CHALLENGE
Write out every single entry exactly.

╔══

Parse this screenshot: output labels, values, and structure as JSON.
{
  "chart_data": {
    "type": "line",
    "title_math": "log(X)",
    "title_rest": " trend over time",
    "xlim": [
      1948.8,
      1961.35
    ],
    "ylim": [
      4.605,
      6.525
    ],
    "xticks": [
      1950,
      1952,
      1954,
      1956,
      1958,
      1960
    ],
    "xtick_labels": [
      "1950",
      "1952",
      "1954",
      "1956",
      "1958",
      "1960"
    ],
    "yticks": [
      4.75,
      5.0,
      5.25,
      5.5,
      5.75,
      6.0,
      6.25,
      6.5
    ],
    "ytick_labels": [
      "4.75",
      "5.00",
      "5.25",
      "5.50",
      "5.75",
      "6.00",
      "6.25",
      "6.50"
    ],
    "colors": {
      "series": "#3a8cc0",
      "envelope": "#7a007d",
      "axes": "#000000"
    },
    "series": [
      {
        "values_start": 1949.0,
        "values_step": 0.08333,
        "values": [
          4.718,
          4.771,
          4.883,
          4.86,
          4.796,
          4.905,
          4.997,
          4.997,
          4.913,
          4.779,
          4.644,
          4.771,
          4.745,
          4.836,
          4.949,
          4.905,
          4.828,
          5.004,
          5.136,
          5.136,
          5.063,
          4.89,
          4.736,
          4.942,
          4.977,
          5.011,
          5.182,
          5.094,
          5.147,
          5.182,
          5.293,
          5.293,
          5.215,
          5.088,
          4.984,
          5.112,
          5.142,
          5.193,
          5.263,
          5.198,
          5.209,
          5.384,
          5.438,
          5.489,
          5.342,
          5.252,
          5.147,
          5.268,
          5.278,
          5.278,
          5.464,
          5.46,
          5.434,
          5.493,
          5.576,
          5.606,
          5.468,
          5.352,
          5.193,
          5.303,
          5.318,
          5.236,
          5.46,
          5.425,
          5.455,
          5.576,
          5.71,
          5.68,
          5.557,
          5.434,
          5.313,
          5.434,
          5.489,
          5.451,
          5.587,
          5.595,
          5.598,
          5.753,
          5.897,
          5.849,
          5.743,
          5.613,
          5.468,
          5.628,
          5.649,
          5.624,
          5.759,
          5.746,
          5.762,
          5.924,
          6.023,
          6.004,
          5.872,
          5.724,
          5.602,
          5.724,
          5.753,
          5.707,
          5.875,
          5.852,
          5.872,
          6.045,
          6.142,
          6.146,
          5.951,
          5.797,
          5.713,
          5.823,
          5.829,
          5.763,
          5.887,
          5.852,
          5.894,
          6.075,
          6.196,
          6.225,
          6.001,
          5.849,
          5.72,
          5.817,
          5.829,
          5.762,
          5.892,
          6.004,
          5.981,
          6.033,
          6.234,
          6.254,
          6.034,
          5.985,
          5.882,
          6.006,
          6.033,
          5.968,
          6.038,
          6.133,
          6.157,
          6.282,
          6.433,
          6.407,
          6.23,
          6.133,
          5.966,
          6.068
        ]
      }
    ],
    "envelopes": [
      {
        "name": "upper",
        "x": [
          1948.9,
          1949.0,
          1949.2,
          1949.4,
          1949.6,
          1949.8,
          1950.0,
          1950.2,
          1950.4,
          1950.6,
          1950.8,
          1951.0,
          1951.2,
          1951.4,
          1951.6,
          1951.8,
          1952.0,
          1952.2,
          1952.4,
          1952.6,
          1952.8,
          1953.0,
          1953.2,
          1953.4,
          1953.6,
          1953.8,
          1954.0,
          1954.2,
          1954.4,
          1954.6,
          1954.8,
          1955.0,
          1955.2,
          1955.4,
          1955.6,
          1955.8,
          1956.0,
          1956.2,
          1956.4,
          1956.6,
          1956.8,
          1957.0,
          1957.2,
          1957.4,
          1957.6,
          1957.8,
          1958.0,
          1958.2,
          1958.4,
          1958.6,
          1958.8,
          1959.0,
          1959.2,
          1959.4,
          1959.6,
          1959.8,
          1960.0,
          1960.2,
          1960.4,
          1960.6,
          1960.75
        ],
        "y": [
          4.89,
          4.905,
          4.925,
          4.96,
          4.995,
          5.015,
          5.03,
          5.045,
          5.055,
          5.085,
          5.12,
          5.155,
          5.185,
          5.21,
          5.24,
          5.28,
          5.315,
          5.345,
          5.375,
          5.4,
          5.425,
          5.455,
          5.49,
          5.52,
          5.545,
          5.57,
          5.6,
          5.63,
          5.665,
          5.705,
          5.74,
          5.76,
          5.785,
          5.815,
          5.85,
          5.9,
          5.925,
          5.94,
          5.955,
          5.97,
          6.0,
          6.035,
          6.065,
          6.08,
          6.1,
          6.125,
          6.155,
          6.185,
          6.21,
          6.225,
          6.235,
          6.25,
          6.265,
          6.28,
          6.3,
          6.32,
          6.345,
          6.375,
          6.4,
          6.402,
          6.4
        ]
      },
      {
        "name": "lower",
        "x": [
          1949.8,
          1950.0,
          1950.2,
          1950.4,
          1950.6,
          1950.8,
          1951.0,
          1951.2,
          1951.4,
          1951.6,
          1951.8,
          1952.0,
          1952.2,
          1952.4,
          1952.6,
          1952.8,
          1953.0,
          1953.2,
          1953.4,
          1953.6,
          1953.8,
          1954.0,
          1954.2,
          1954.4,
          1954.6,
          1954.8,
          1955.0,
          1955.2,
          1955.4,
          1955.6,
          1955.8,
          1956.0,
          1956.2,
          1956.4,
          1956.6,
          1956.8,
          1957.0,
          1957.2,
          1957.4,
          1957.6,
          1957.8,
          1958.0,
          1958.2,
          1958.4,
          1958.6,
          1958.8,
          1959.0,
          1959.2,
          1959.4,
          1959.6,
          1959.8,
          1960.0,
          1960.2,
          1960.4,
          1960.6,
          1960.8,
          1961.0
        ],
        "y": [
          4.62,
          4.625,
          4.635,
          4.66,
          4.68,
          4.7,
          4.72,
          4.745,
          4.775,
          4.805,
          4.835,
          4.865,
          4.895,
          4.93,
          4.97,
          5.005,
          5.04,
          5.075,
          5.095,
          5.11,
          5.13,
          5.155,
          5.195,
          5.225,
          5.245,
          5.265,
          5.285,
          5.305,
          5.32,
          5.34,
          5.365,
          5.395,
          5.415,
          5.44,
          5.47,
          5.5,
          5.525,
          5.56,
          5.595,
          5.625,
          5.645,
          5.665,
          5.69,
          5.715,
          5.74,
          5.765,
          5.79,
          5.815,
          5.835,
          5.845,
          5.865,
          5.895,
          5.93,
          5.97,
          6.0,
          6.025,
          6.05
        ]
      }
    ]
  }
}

╚══

CORRECT RESULT
Parse this screenshot: output labels, values, and structure as JSON.
{
  "chart_data": {
    "type": "line",
    "title_math": "log(X)",
    "title_rest": " trend over time",
    "xlim": [
      1948.8,
      1961.35
    ],
    "ylim": [
      4.605,
      6.525
    ],
    "xticks": [
      1950,
      1952,
      1954,
      1956,
      1958,
      1960
    ],
    "xtick_labels": [
      "1950",
      "1952",
      "1954",
      "1956",
      "1958",
      "1960"
    ],
    "yticks": [
      4.75,
      5.0,
      5.25,
      5.5,
      5.75,
      6.0,
      6.25,
      6.5
    ],
    "ytick_labels": [
      "4.75",
      "5.00",
      "5.25",
      "5.50",
      "5.75",
      "6.00",
      "6.25",
      "6.50"
    ],
    "colors": {
      "series": "#3a8cc0",
      "envelope": "#7a007d",
      "axes": "#000000"
    },
    "series": [
      {
        "values_start": 1949.0,
        "values_step": 0.08333,
        "values": [
          4.718,
          4.771,
          4.883,
          4.86,
          4.796,
          4.905,
          4.997,
          4.997,
          4.913,
          4.779,
          4.644,
          4.771,
          4.745,
          4.836,
          4.949,
          4.905,
          4.828,
          5.004,
          5.136,
          5.136,
          5.063,
          4.89,
          4.736,
          4.942,
          4.977,
          5.011,
          5.182,
          5.094,
          5.147,
          5.182,
          5.293,
          5.293,
          5.215,
          5.088,
          4.984,
          5.112,
          5.142,
          5.193,
          5.263,
          5.198,
          5.209,
          5.384,
          5.438,
          5.489,
          5.342,
          5.252,
          5.147,
          5.268,
          5.278,
          5.278,
          5.464,
          5.46,
          5.434,
          5.493,
          5.576,
          5.606,
          5.468,
          5.352,
          5.193,
          5.303,
          5.318,
          5.236,
          5.46,
          5.425,
          5.455,
          5.576,
          5.71,
          5.68,
          5.557,
          5.434,
          5.313,
          5.434,
          5.489,
          5.451,
          5.587,
          5.595,
          5.598,
          5.753,
          5.897,
          5.849,
          5.743,
          5.613,
          5.468,
          5.628,
          5.649,
          5.624,
          5.759,
          5.746,
          5.762,
          5.924,
          6.023,
          6.004,
          5.872,
          5.724,
          5.602,
          5.724,
          5.753,
          5.707,
          5.875,
          5.852,
          5.872,
          6.045,
          6.142,
          6.146,
          5.951,
          5.797,
          5.713,
          5.823,
          5.829,
          5.763,
          5.887,
          5.852,
          5.894,
          6.075,
          6.196,
          6.225,
          6.001,
          5.849,
          5.72,
          5.817,
          5.829,
          5.762,
          5.892,
          6.004,
          5.981,
          6.033,
          6.234,
          6.254,
          6.034,
          5.985,
          5.882,
          6.006,
          6.033,
          5.968,
          6.038,
          6.133,
          6.157,
          6.282,
          6.433,
          6.407,
          6.23,
          6.133,
          5.966,
          6.068
        ]
      }
    ],
    "envelopes": [
      {
        "name": "upper",
        "x": [
          1948.9,
          1949.0,
          1949.2,
          1949.4,
          1949.6,
          1949.8,
          1950.0,
          1950.2,
          1950.4,
          1950.6,
          1950.8,
          1951.0,
          1951.2,
          1951.4,
          1951.6,
          1951.8,
          1952.0,
          1952.2,
          1952.4,
          1952.6,
          1952.8,
          1953.0,
          1953.2,
          1953.4,
          1953.6,
          1953.8,
          1954.0,
          1954.2,
          1954.4,
          1954.6,
          1954.8,
          1955.0,
          1955.2,
          1955.4,
          1955.6,
          1955.8,
          1956.0,
          1956.2,
          1956.4,
          1956.6,
          1956.8,
          1957.0,
          1957.2,
          1957.4,
          1957.6,
          1957.8,
          1958.0,
          1958.2,
          1958.4,
          1958.6,
          1958.8,
          1959.0,
          1959.2,
          1959.4,
          1959.6,
          1959.8,
          1960.0,
          1960.2,
          1960.4,
          1960.6,
          1960.75
        ],
        "y": [
          4.89,
          4.905,
          4.925,
          4.96,
          4.995,
          5.015,
          5.03,
          5.045,
          5.055,
          5.085,
          5.12,
          5.155,
          5.185,
          5.21,
          5.24,
          5.28,
          5.315,
          5.345,
          5.375,
          5.4,
          5.425,
          5.455,
          5.49,
          5.52,
          5.545,
          5.57,
          5.6,
          5.63,
          5.665,
          5.705,
          5.74,
          5.76,
          5.785,
          5.815,
          5.85,
          5.9,
          5.925,
          5.94,
          5.955,
          5.97,
          6.0,
          6.035,
          6.065,
          6.08,
          6.1,
          6.125,
          6.155,
          6.185,
          6.21,
          6.225,
          6.235,
          6.25,
          6.265,
          6.28,
          6.3,
          6.32,
          6.345,
          6.375,
          6.4,
          6.402,
          6.4
        ]
      },
      {
        "name": "lower",
        "x": [
          1949.8,
          1950.0,
          1950.2,
          1950.4,
          1950.6,
          1950.8,
          1951.0,
          1951.2,
          1951.4,
          1951.6,
          1951.8,
          1952.0,
          1952.2,
          1952.4,
          1952.6,
          1952.8,
          1953.0,
          1953.2,
          1953.4,
          1953.6,
          1953.8,
          1954.0,
          1954.2,
          1954.4,
          1954.6,
          1954.8,
          1955.0,
          1955.2,
          1955.4,
          1955.6,
          1955.8,
          1956.0,
          1956.2,
          1956.4,
          1956.6,
          1956.8,
          1957.0,
          1957.2,
          1957.4,
          1957.6,
          1957.8,
          1958.0,
          1958.2,
          1958.4,
          1958.6,
          1958.8,
          1959.0,
          1959.2,
          1959.4,
          1959.6,
          1959.8,
          1960.0,
          1960.2,
          1960.4,
          1960.6,
          1960.8,
          1961.0
        ],
        "y": [
          4.62,
          4.625,
          4.635,
          4.66,
          4.68,
          4.7,
          4.72,
          4.745,
          4.775,
          4.805,
          4.835,
          4.865,
          4.895,
          4.93,
          4.97,
          5.005,
          5.04,
          5.075,
          5.095,
          5.11,
          5.13,
          5.155,
          5.195,
          5.225,
          5.245,
          5.265,
          5.285,
          5.305,
          5.32,
          5.34,
          5.365,
          5.395,
          5.415,
          5.44,
          5.47,
          5.5,
          5.525,
          5.56,
          5.595,
          5.625,
          5.645,
          5.665,
          5.69,
          5.715,
          5.74,
          5.765,
          5.79,
          5.815,
          5.835,
          5.845,
          5.865,
          5.895,
          5.93,
          5.97,
          6.0,
          6.025,
          6.05
        ]
      }
    ]
  }
}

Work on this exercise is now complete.